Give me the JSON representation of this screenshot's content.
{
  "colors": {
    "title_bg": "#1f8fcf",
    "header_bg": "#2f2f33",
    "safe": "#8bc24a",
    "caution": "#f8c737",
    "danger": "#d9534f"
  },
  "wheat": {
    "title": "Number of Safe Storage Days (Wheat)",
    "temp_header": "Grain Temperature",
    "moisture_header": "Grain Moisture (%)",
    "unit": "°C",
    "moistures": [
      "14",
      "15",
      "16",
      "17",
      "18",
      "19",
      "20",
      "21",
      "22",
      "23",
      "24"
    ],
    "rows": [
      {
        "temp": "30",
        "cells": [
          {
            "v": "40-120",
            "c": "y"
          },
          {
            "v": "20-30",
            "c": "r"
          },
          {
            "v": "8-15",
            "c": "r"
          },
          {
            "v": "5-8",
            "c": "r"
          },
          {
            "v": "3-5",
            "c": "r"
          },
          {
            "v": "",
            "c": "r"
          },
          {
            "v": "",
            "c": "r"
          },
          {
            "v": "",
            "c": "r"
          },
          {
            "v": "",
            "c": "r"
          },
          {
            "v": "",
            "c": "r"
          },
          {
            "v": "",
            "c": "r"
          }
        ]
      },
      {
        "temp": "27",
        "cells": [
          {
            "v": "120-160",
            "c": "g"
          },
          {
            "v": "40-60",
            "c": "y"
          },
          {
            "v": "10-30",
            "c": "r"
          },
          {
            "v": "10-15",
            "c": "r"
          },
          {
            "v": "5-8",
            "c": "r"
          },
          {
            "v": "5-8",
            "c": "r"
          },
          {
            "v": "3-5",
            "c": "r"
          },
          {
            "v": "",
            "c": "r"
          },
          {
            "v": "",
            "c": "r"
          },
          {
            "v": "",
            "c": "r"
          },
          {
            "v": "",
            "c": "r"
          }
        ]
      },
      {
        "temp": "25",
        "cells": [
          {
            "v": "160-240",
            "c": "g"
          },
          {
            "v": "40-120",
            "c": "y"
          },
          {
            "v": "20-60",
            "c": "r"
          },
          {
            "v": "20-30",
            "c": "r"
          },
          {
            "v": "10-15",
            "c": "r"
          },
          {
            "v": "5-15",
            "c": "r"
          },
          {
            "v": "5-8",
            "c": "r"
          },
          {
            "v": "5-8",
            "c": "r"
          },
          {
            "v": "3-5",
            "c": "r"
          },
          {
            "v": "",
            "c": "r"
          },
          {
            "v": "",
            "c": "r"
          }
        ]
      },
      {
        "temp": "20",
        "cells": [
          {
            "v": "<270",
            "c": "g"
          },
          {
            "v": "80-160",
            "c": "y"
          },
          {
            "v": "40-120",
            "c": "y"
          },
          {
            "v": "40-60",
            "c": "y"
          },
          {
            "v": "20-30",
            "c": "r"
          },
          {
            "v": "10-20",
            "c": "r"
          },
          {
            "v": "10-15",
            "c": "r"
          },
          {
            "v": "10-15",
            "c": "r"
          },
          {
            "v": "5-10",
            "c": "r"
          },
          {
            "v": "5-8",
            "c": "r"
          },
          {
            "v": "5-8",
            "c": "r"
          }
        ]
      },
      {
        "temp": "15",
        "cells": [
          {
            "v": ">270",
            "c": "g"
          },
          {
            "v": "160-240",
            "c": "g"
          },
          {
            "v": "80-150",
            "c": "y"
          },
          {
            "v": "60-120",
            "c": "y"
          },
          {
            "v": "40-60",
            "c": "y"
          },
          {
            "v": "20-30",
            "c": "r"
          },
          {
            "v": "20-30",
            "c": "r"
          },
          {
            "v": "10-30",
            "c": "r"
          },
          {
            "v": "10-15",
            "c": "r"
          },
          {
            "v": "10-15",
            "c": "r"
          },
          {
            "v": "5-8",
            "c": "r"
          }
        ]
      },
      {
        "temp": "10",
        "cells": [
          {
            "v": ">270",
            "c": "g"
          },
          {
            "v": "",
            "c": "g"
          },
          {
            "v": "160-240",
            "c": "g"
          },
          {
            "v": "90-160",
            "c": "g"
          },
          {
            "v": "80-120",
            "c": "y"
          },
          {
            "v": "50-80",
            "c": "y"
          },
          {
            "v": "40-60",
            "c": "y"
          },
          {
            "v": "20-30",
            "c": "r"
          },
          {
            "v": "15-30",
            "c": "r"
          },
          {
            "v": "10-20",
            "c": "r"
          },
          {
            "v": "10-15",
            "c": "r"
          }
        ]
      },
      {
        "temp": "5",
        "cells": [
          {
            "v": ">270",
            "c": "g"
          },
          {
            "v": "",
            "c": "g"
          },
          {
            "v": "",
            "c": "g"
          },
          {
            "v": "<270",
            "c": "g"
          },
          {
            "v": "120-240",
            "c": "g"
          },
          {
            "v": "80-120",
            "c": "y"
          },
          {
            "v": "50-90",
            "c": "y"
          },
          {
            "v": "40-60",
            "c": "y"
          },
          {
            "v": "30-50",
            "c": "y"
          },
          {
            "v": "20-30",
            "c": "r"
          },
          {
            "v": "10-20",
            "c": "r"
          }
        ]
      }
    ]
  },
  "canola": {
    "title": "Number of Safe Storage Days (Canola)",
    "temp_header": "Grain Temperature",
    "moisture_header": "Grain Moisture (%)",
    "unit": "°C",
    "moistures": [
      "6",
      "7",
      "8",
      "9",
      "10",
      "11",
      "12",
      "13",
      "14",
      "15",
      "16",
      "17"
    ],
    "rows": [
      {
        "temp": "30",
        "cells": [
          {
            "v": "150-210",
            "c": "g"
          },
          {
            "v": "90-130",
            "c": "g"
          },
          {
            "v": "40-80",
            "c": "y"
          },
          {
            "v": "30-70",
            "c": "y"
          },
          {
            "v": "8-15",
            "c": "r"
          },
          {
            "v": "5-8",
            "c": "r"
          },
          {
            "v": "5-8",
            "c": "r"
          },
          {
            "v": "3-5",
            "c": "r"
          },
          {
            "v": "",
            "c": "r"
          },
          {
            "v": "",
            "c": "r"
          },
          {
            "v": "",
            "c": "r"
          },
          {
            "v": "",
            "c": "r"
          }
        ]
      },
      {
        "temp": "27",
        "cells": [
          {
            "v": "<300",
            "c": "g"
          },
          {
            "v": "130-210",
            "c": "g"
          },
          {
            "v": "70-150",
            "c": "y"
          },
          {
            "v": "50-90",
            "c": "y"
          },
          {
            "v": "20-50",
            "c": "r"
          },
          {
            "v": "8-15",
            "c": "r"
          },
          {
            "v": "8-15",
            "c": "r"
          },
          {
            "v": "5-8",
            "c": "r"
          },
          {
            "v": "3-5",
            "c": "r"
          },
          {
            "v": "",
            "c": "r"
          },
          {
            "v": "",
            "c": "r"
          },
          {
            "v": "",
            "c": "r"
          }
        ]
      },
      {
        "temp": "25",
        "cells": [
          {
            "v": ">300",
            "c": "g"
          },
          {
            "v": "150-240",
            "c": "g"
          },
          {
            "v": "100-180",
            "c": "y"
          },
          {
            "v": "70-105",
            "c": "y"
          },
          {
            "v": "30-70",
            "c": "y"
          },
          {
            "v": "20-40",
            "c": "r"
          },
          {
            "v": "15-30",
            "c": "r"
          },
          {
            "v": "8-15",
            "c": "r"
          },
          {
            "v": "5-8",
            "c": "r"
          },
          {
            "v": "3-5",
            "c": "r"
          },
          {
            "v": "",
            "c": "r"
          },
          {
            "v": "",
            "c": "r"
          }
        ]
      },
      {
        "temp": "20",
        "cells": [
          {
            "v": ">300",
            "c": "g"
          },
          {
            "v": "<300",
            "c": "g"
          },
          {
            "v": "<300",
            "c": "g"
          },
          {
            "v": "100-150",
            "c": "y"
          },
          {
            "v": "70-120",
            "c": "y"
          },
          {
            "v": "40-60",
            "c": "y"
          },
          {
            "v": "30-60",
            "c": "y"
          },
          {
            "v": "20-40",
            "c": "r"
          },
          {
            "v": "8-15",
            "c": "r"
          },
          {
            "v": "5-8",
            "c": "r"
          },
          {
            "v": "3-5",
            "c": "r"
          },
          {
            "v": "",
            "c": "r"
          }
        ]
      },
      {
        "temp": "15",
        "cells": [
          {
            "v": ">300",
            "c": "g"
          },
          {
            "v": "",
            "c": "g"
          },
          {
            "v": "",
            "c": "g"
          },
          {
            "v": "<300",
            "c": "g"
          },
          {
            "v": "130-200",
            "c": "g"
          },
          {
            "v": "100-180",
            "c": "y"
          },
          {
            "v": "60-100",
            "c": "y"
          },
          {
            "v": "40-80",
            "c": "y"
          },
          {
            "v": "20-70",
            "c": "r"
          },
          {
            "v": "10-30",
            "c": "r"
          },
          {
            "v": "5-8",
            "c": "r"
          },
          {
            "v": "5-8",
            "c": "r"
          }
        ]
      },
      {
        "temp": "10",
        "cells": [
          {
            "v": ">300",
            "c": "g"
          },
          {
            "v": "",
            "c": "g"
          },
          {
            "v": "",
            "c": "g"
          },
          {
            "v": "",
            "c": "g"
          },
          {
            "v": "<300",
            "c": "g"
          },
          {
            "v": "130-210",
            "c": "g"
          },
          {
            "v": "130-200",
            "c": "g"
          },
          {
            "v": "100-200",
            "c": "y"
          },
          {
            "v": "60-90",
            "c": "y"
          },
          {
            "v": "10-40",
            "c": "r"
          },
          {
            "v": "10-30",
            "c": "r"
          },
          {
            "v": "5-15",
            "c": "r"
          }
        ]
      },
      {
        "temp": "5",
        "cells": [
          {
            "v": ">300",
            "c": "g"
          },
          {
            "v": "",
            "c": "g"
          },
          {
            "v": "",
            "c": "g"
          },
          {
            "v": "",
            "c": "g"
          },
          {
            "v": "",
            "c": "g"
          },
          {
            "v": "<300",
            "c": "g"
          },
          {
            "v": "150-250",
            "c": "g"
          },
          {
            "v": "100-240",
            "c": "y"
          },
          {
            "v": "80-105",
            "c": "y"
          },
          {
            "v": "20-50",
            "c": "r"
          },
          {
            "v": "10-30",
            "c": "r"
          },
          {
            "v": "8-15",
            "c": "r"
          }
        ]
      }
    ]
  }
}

###

__What needs to be done__:
Show the lines of the records that include the string "Storage".

__Problem solution__:
    "title": "Number of Safe Storage Days (Wheat)",
    "title": "Number of Safe Storage Days (Canola)",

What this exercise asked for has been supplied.